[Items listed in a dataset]
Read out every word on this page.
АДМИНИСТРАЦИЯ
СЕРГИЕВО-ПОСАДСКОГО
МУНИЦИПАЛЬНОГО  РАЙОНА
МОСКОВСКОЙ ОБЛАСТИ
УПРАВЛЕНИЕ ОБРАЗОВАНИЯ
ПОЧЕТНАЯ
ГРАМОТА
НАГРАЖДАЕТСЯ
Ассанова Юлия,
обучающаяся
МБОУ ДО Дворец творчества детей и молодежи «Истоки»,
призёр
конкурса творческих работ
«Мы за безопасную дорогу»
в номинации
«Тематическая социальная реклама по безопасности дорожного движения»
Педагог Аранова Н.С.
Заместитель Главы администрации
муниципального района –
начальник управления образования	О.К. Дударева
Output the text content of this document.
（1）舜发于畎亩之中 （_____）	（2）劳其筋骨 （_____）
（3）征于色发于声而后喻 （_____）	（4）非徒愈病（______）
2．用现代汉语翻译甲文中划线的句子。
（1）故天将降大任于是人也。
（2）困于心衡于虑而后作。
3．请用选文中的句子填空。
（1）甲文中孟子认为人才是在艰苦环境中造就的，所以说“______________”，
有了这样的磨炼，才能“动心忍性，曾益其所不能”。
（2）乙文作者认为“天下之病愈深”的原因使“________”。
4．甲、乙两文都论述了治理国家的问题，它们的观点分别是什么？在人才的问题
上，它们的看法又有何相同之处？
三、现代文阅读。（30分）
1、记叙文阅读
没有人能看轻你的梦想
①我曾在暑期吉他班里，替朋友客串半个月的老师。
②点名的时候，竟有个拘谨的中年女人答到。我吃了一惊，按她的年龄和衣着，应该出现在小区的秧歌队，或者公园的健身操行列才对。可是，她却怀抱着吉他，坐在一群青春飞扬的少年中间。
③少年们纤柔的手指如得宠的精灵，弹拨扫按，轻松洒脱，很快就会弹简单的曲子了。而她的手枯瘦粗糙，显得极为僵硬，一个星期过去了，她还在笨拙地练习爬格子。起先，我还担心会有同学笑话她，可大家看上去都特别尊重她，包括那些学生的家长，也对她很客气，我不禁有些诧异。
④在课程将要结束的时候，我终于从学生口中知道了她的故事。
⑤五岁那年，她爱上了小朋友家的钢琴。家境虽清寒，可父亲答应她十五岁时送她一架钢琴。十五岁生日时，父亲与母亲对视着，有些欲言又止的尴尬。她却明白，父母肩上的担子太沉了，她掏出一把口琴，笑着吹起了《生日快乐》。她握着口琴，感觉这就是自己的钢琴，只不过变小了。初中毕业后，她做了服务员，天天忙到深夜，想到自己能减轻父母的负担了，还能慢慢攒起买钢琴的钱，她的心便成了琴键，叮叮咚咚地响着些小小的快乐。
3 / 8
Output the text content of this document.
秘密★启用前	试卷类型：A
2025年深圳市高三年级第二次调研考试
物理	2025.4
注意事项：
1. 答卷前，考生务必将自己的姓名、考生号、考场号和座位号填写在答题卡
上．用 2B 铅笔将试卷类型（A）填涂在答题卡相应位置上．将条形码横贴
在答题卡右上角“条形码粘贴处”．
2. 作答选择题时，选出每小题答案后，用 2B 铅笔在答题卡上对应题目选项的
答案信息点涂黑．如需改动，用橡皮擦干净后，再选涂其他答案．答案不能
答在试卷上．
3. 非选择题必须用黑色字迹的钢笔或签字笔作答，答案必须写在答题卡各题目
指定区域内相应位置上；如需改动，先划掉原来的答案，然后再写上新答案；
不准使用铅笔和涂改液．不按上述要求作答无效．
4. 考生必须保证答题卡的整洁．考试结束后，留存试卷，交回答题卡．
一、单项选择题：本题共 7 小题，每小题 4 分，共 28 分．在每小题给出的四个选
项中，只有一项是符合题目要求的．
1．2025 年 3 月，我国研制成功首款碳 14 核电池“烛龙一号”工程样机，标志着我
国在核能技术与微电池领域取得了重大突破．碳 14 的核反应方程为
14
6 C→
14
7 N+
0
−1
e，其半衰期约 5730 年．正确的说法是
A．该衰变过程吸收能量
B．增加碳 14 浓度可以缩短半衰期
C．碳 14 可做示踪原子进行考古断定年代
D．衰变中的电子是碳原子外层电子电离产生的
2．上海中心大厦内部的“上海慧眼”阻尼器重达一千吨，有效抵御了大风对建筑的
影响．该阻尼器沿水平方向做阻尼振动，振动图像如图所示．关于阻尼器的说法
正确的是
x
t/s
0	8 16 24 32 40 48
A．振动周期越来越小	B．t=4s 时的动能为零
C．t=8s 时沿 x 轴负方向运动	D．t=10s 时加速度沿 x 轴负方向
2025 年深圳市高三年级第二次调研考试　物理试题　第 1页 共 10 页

=== EXERCISE ===
From the data, list each line in which the string "如需改动" appears.

=== SOLUTION FOR THIS EXERCISE ===
答案信息点涂黑．如需改动，用橡皮擦干净后，再选涂其他答案．答案不能
指定区域内相应位置上；如需改动，先划掉原来的答案，然后再写上新答案；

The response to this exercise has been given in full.